## START
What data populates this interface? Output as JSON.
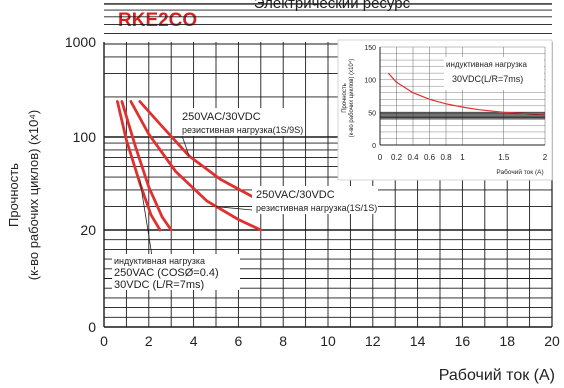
{
  "header": {
    "page_title": "Электрический ресурс",
    "model": "RKE2CO"
  },
  "colors": {
    "curve": "#e03030",
    "grid": "#1a1a1a",
    "model_title": "#d62020"
  },
  "chart_data": [
    {
      "type": "line",
      "xlabel": "Рабочий ток (A)",
      "ylabel_line1": "Прочность",
      "ylabel_line2": "(к-во рабочих циклов) (x10⁴)",
      "xlim": [
        0,
        20
      ],
      "x_ticks": [
        0,
        2,
        4,
        6,
        8,
        10,
        12,
        14,
        16,
        18,
        20
      ],
      "x_tick_labels": [
        "0",
        "2",
        "4",
        "6",
        "8",
        "10",
        "12",
        "14",
        "16",
        "18",
        "20"
      ],
      "y_ticks": [
        "0",
        "20",
        "100",
        "1000"
      ],
      "grid": true,
      "series": [
        {
          "x": [
            1.6,
            2.6,
            3.8,
            5.2,
            7.0,
            8.0
          ],
          "y": [
            185,
            120,
            72,
            48,
            33,
            30
          ]
        },
        {
          "x": [
            1.2,
            2.0,
            3.2,
            4.6,
            6.0,
            7.0
          ],
          "y": [
            185,
            105,
            55,
            33,
            24,
            20
          ]
        },
        {
          "x": [
            0.8,
            1.4,
            2.0,
            2.6,
            3.0
          ],
          "y": [
            185,
            85,
            42,
            25,
            20
          ]
        },
        {
          "x": [
            0.6,
            1.0,
            1.6,
            2.1,
            2.5
          ],
          "y": [
            185,
            95,
            45,
            26,
            20
          ]
        }
      ],
      "annotations": [
        {
          "line1": "250VAC/30VDC",
          "line2": "резистивная нагрузка(1S/9S)"
        },
        {
          "line1": "250VAC/30VDC",
          "line2": "резистивная нагрузка(1S/1S)"
        },
        {
          "line1": "индуктивная нагрузка",
          "line2": "250VAC (COSØ=0.4)",
          "line3": "30VDC (L/R=7ms)"
        }
      ]
    },
    {
      "type": "line",
      "xlabel": "Рабочий ток (A)",
      "ylabel_line1": "Прочность",
      "ylabel_line2": "(к-во рабочих циклов) (x10⁴)",
      "xlim": [
        0,
        2
      ],
      "ylim": [
        0,
        150
      ],
      "x_tick_labels": [
        "0",
        "0.2",
        "0.4",
        "0.6",
        "0.8",
        "1",
        "1.5",
        "2"
      ],
      "y_tick_labels": [
        "0",
        "50",
        "100",
        "150"
      ],
      "grid": true,
      "series": [
        {
          "x": [
            0.1,
            0.2,
            0.4,
            0.6,
            0.8,
            1.0,
            1.2,
            1.5,
            1.8,
            2.0
          ],
          "y": [
            110,
            96,
            80,
            70,
            63,
            58,
            54,
            50,
            48,
            47
          ]
        }
      ],
      "annotations": [
        {
          "line1": "индуктивная нагрузка",
          "line2": "30VDC(L/R=7ms)"
        }
      ]
    }
  ]
}
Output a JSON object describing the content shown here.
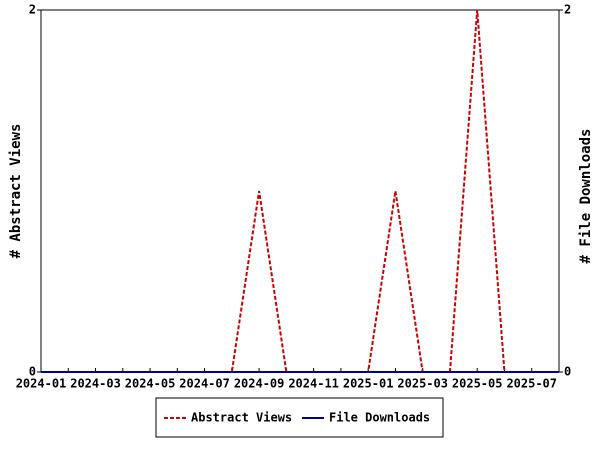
{
  "chart_data": {
    "type": "line",
    "x": [
      "2024-01",
      "2024-02",
      "2024-03",
      "2024-04",
      "2024-05",
      "2024-06",
      "2024-07",
      "2024-08",
      "2024-09",
      "2024-10",
      "2024-11",
      "2024-12",
      "2025-01",
      "2025-02",
      "2025-03",
      "2025-04",
      "2025-05",
      "2025-06",
      "2025-07",
      "2025-08"
    ],
    "xticks": [
      "2024-01",
      "2024-03",
      "2024-05",
      "2024-07",
      "2024-09",
      "2024-11",
      "2025-01",
      "2025-03",
      "2025-05",
      "2025-07"
    ],
    "ylabel": "# Abstract Views",
    "y2label": "# File Downloads",
    "ylim": [
      0,
      2
    ],
    "yticks": [
      0,
      2
    ],
    "y2lim": [
      0,
      2
    ],
    "y2ticks": [
      0,
      2
    ],
    "legend": "bottom",
    "series": [
      {
        "name": "Abstract Views",
        "color": "#cc0000",
        "dash": true,
        "values": [
          0,
          0,
          0,
          0,
          0,
          0,
          0,
          0,
          1,
          0,
          0,
          0,
          0,
          1,
          0,
          0,
          2,
          0,
          0,
          0
        ]
      },
      {
        "name": "File Downloads",
        "color": "#000099",
        "dash": false,
        "axis": "y2",
        "values": [
          0,
          0,
          0,
          0,
          0,
          0,
          0,
          0,
          0,
          0,
          0,
          0,
          0,
          0,
          0,
          0,
          0,
          0,
          0,
          0
        ]
      }
    ]
  }
}
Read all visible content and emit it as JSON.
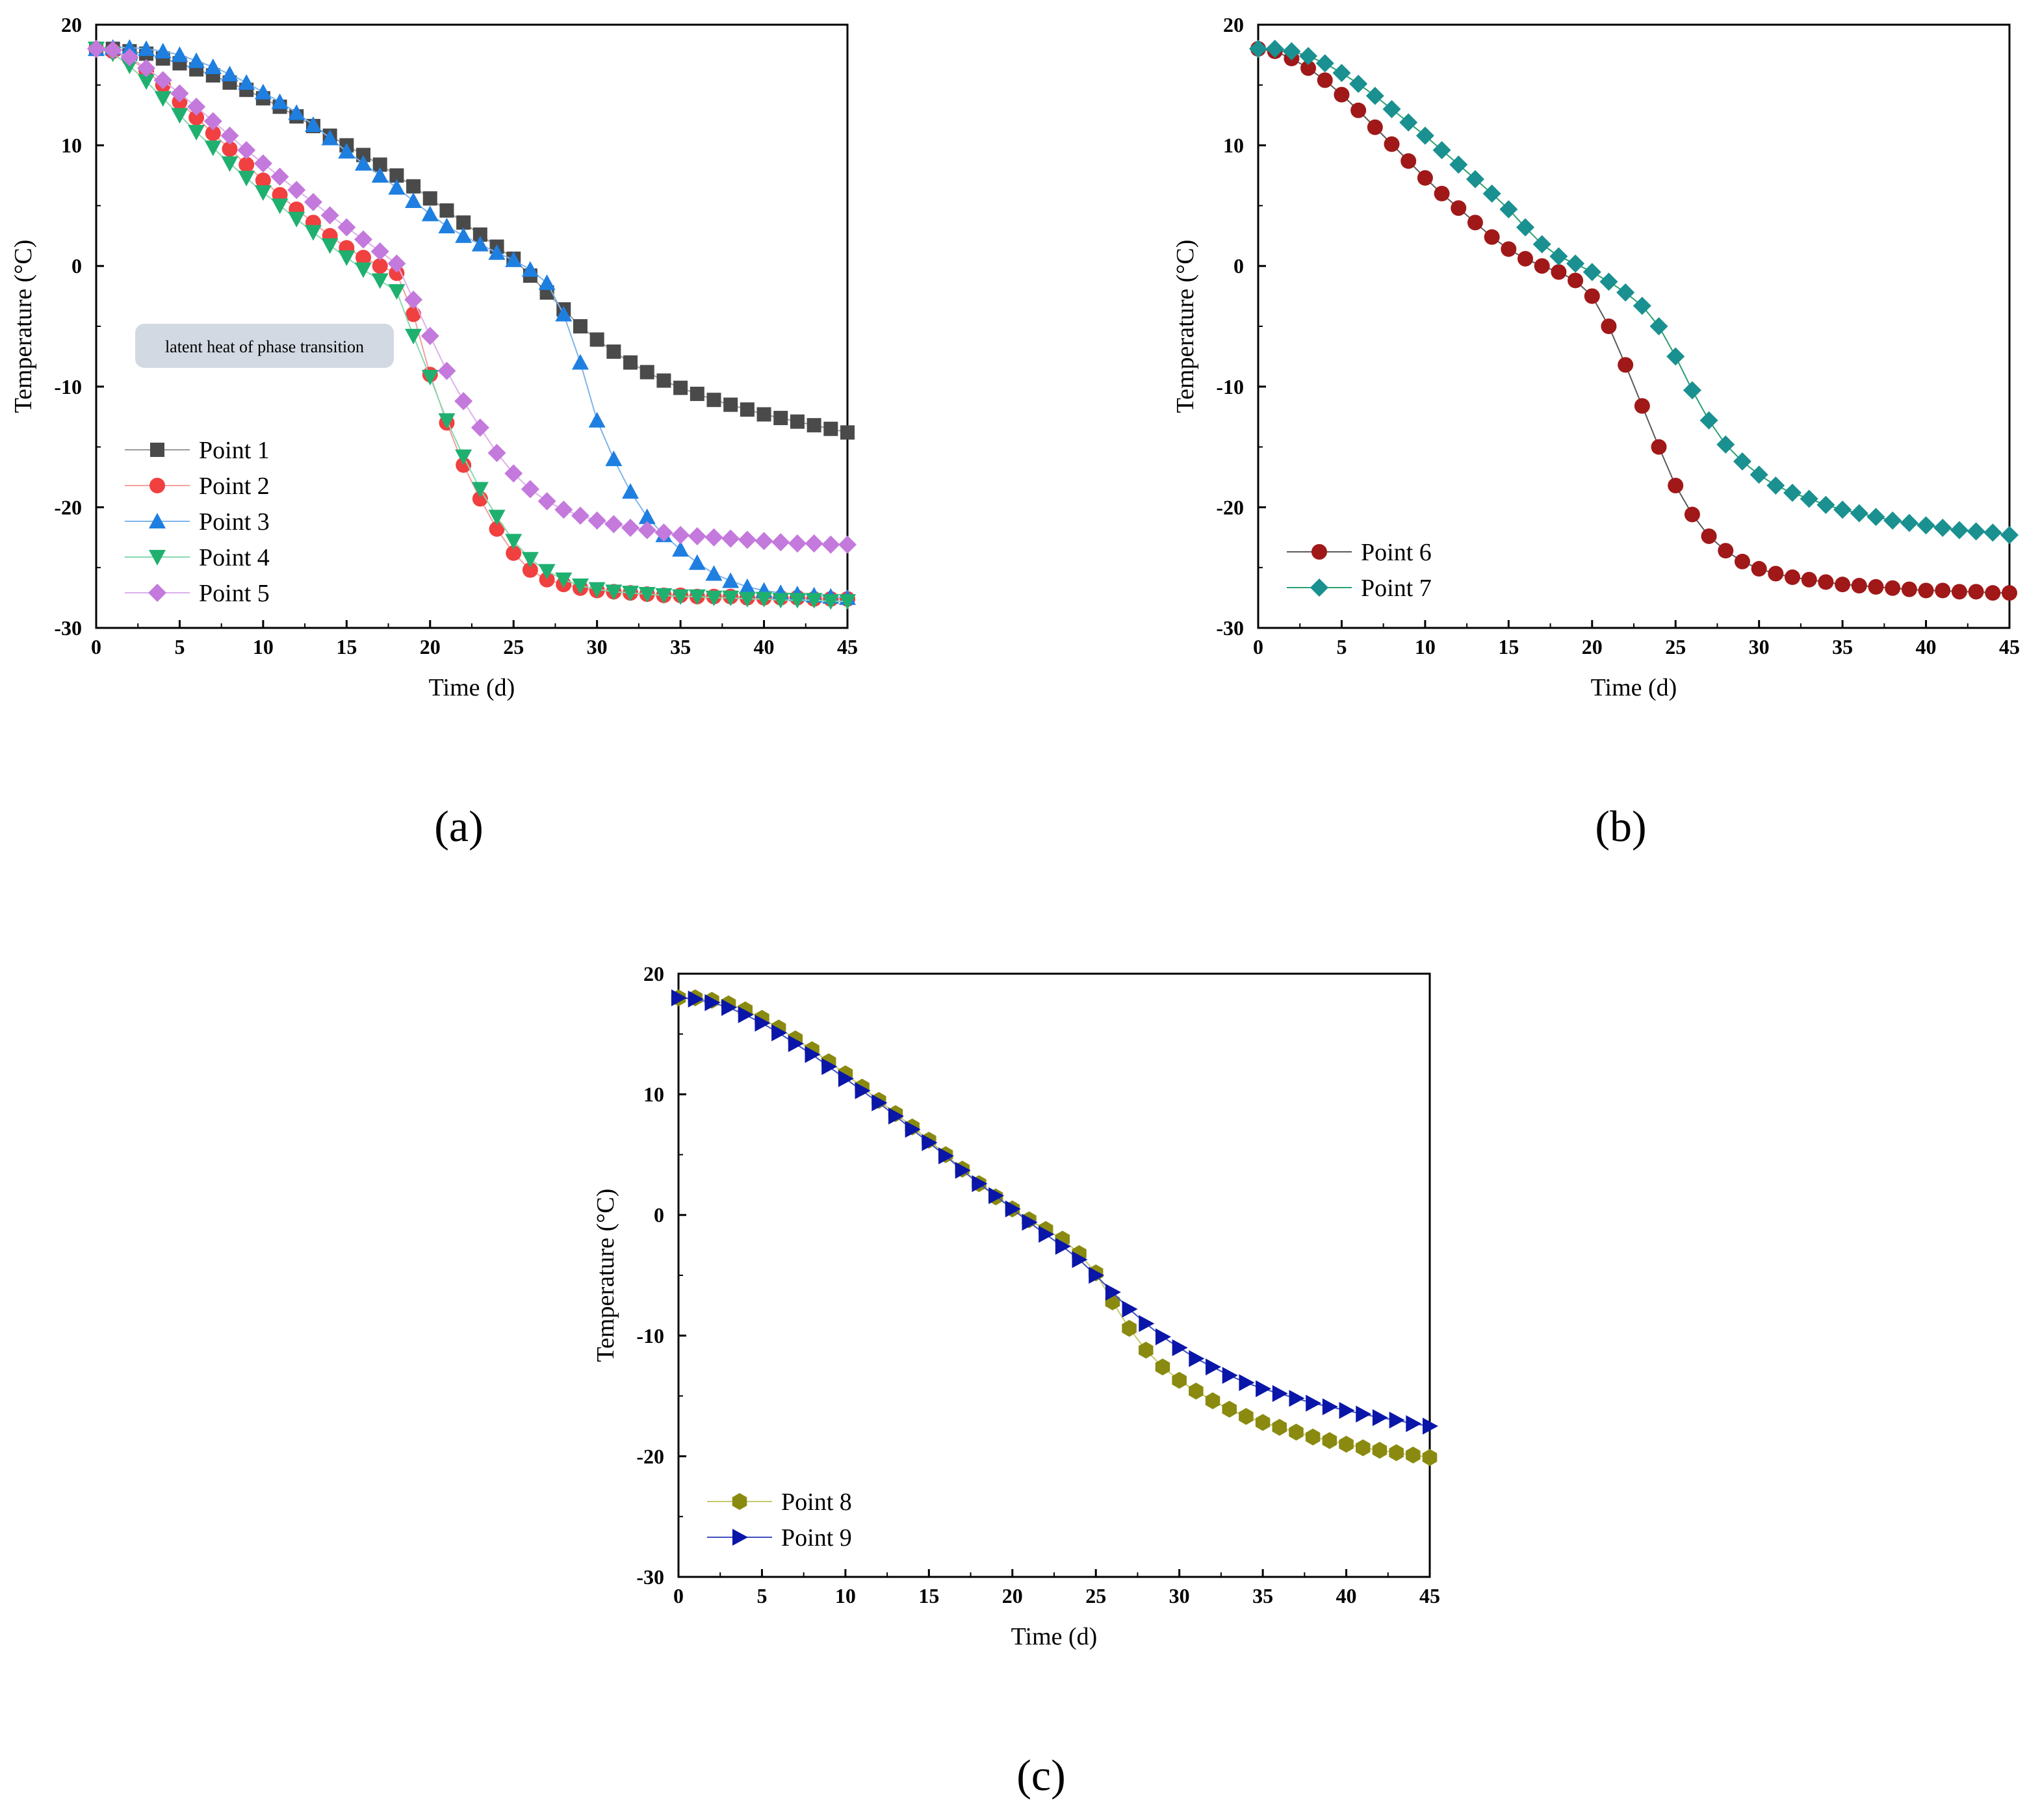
{
  "chart_data": [
    {
      "type": "line",
      "panel_label": "(a)",
      "xlabel": "Time (d)",
      "ylabel": "Temperature (°C)",
      "xlim": [
        0,
        45
      ],
      "ylim": [
        -30,
        20
      ],
      "xticks": [
        0,
        5,
        10,
        15,
        20,
        25,
        30,
        35,
        40,
        45
      ],
      "yticks": [
        20,
        10,
        0,
        -10,
        -20,
        -30
      ],
      "legend_position": "bottom-left",
      "annotation": "latent heat of phase transition",
      "x": [
        0,
        1,
        2,
        3,
        4,
        5,
        6,
        7,
        8,
        9,
        10,
        11,
        12,
        13,
        14,
        15,
        16,
        17,
        18,
        19,
        20,
        21,
        22,
        23,
        24,
        25,
        26,
        27,
        28,
        29,
        30,
        31,
        32,
        33,
        34,
        35,
        36,
        37,
        38,
        39,
        40,
        41,
        42,
        43,
        44,
        45
      ],
      "series": [
        {
          "name": "Point 1",
          "color": "#4a4a4a",
          "line": "#9a9a9a",
          "marker": "square",
          "values": [
            18,
            18,
            17.8,
            17.6,
            17.2,
            16.8,
            16.3,
            15.8,
            15.2,
            14.6,
            13.9,
            13.2,
            12.4,
            11.6,
            10.8,
            10,
            9.2,
            8.4,
            7.5,
            6.6,
            5.6,
            4.6,
            3.6,
            2.6,
            1.6,
            0.6,
            -0.8,
            -2.2,
            -3.6,
            -5,
            -6.1,
            -7.1,
            -8,
            -8.8,
            -9.5,
            -10.1,
            -10.6,
            -11.1,
            -11.5,
            -11.9,
            -12.3,
            -12.6,
            -12.9,
            -13.2,
            -13.5,
            -13.8
          ]
        },
        {
          "name": "Point 2",
          "color": "#f04040",
          "line": "#f4a0a0",
          "marker": "circle",
          "values": [
            18,
            17.8,
            17.2,
            16.2,
            15,
            13.6,
            12.3,
            11,
            9.7,
            8.4,
            7.1,
            5.9,
            4.7,
            3.6,
            2.5,
            1.5,
            0.7,
            0,
            -0.6,
            -4,
            -9,
            -13,
            -16.5,
            -19.3,
            -21.8,
            -23.8,
            -25.2,
            -26,
            -26.4,
            -26.7,
            -26.9,
            -27,
            -27.1,
            -27.2,
            -27.3,
            -27.3,
            -27.4,
            -27.4,
            -27.4,
            -27.5,
            -27.5,
            -27.5,
            -27.5,
            -27.6,
            -27.6,
            -27.6
          ]
        },
        {
          "name": "Point 3",
          "color": "#1e7fe0",
          "line": "#80b4ea",
          "marker": "triangle-up",
          "values": [
            18,
            18.1,
            18.1,
            18,
            17.8,
            17.5,
            17,
            16.5,
            15.9,
            15.2,
            14.4,
            13.6,
            12.7,
            11.7,
            10.6,
            9.5,
            8.5,
            7.5,
            6.5,
            5.4,
            4.3,
            3.3,
            2.5,
            1.8,
            1.1,
            0.5,
            -0.3,
            -1.4,
            -4,
            -8,
            -12.8,
            -16,
            -18.7,
            -20.8,
            -22.3,
            -23.5,
            -24.6,
            -25.5,
            -26.1,
            -26.6,
            -26.9,
            -27.1,
            -27.2,
            -27.3,
            -27.4,
            -27.5
          ]
        },
        {
          "name": "Point 4",
          "color": "#1fb070",
          "line": "#88d8b0",
          "marker": "triangle-down",
          "values": [
            18,
            17.6,
            16.6,
            15.3,
            13.9,
            12.5,
            11.1,
            9.8,
            8.5,
            7.3,
            6.1,
            5,
            3.9,
            2.8,
            1.7,
            0.7,
            -0.3,
            -1.2,
            -2.1,
            -5.8,
            -9.2,
            -12.8,
            -15.8,
            -18.5,
            -20.8,
            -22.8,
            -24.3,
            -25.3,
            -26,
            -26.5,
            -26.8,
            -27,
            -27.1,
            -27.2,
            -27.3,
            -27.4,
            -27.4,
            -27.5,
            -27.5,
            -27.6,
            -27.6,
            -27.7,
            -27.7,
            -27.7,
            -27.8,
            -27.8
          ]
        },
        {
          "name": "Point 5",
          "color": "#c479dc",
          "line": "#dcb0ea",
          "marker": "diamond",
          "values": [
            18,
            17.9,
            17.3,
            16.4,
            15.4,
            14.3,
            13.2,
            12,
            10.8,
            9.6,
            8.5,
            7.4,
            6.3,
            5.3,
            4.2,
            3.2,
            2.2,
            1.2,
            0.2,
            -2.8,
            -5.8,
            -8.7,
            -11.2,
            -13.4,
            -15.5,
            -17.2,
            -18.5,
            -19.5,
            -20.2,
            -20.7,
            -21.1,
            -21.4,
            -21.7,
            -21.9,
            -22.1,
            -22.3,
            -22.4,
            -22.5,
            -22.6,
            -22.7,
            -22.8,
            -22.9,
            -23,
            -23,
            -23.1,
            -23.1
          ]
        }
      ]
    },
    {
      "type": "line",
      "panel_label": "(b)",
      "xlabel": "Time (d)",
      "ylabel": "Temperature (°C)",
      "xlim": [
        0,
        45
      ],
      "ylim": [
        -30,
        20
      ],
      "xticks": [
        0,
        5,
        10,
        15,
        20,
        25,
        30,
        35,
        40,
        45
      ],
      "yticks": [
        20,
        10,
        0,
        -10,
        -20,
        -30
      ],
      "legend_position": "bottom-left",
      "x": [
        0,
        1,
        2,
        3,
        4,
        5,
        6,
        7,
        8,
        9,
        10,
        11,
        12,
        13,
        14,
        15,
        16,
        17,
        18,
        19,
        20,
        21,
        22,
        23,
        24,
        25,
        26,
        27,
        28,
        29,
        30,
        31,
        32,
        33,
        34,
        35,
        36,
        37,
        38,
        39,
        40,
        41,
        42,
        43,
        44,
        45
      ],
      "series": [
        {
          "name": "Point 6",
          "color": "#a01818",
          "line": "#5a5a5a",
          "marker": "circle",
          "values": [
            18,
            17.8,
            17.2,
            16.4,
            15.4,
            14.2,
            12.9,
            11.5,
            10.1,
            8.7,
            7.3,
            6,
            4.8,
            3.6,
            2.4,
            1.4,
            0.6,
            0,
            -0.5,
            -1.2,
            -2.5,
            -5,
            -8.2,
            -11.6,
            -15,
            -18.2,
            -20.6,
            -22.4,
            -23.6,
            -24.5,
            -25.1,
            -25.5,
            -25.8,
            -26,
            -26.2,
            -26.4,
            -26.5,
            -26.6,
            -26.7,
            -26.8,
            -26.9,
            -26.9,
            -27,
            -27,
            -27.1,
            -27.1
          ]
        },
        {
          "name": "Point 7",
          "color": "#1a9090",
          "line": "#2aa070",
          "marker": "diamond",
          "values": [
            18,
            18,
            17.8,
            17.4,
            16.8,
            16,
            15.1,
            14.1,
            13,
            11.9,
            10.8,
            9.6,
            8.4,
            7.2,
            6,
            4.7,
            3.2,
            1.8,
            0.8,
            0.2,
            -0.5,
            -1.3,
            -2.2,
            -3.3,
            -5,
            -7.5,
            -10.3,
            -12.8,
            -14.8,
            -16.2,
            -17.3,
            -18.2,
            -18.8,
            -19.3,
            -19.8,
            -20.2,
            -20.5,
            -20.8,
            -21.1,
            -21.3,
            -21.5,
            -21.7,
            -21.9,
            -22,
            -22.1,
            -22.3
          ]
        }
      ]
    },
    {
      "type": "line",
      "panel_label": "(c)",
      "xlabel": "Time (d)",
      "ylabel": "Temperature (°C)",
      "xlim": [
        0,
        45
      ],
      "ylim": [
        -30,
        20
      ],
      "xticks": [
        0,
        5,
        10,
        15,
        20,
        25,
        30,
        35,
        40,
        45
      ],
      "yticks": [
        20,
        10,
        0,
        -10,
        -20,
        -30
      ],
      "legend_position": "bottom-left",
      "x": [
        0,
        1,
        2,
        3,
        4,
        5,
        6,
        7,
        8,
        9,
        10,
        11,
        12,
        13,
        14,
        15,
        16,
        17,
        18,
        19,
        20,
        21,
        22,
        23,
        24,
        25,
        26,
        27,
        28,
        29,
        30,
        31,
        32,
        33,
        34,
        35,
        36,
        37,
        38,
        39,
        40,
        41,
        42,
        43,
        44,
        45
      ],
      "series": [
        {
          "name": "Point 8",
          "color": "#8a8a10",
          "line": "#c8c870",
          "marker": "hexagon",
          "values": [
            18,
            18,
            17.8,
            17.5,
            17,
            16.3,
            15.5,
            14.6,
            13.7,
            12.7,
            11.7,
            10.6,
            9.5,
            8.4,
            7.3,
            6.2,
            5,
            3.8,
            2.6,
            1.5,
            0.5,
            -0.4,
            -1.2,
            -2,
            -3.2,
            -4.8,
            -7.2,
            -9.4,
            -11.2,
            -12.6,
            -13.7,
            -14.6,
            -15.4,
            -16.1,
            -16.7,
            -17.2,
            -17.6,
            -18,
            -18.4,
            -18.7,
            -19,
            -19.3,
            -19.5,
            -19.7,
            -19.9,
            -20.1
          ]
        },
        {
          "name": "Point 9",
          "color": "#0a16a8",
          "line": "#4050c0",
          "marker": "triangle-right",
          "values": [
            18,
            17.9,
            17.6,
            17.2,
            16.6,
            15.9,
            15.1,
            14.2,
            13.3,
            12.3,
            11.3,
            10.3,
            9.3,
            8.2,
            7.1,
            6,
            4.9,
            3.7,
            2.6,
            1.6,
            0.5,
            -0.6,
            -1.6,
            -2.6,
            -3.7,
            -5,
            -6.4,
            -7.8,
            -9,
            -10.1,
            -11,
            -11.9,
            -12.6,
            -13.3,
            -13.9,
            -14.4,
            -14.8,
            -15.2,
            -15.6,
            -15.9,
            -16.2,
            -16.5,
            -16.8,
            -17,
            -17.3,
            -17.5
          ]
        }
      ]
    }
  ]
}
## END
» **Stated exercise**: Scan the listing above. Gather each line that contains the word "нагрузка".

» **The result**:
          "line2": "резистивная нагрузка(1S/9S)"
          "line2": "резистивная нагрузка(1S/1S)"
          "line1": "индуктивная нагрузка",
          "line1": "индуктивная нагрузка",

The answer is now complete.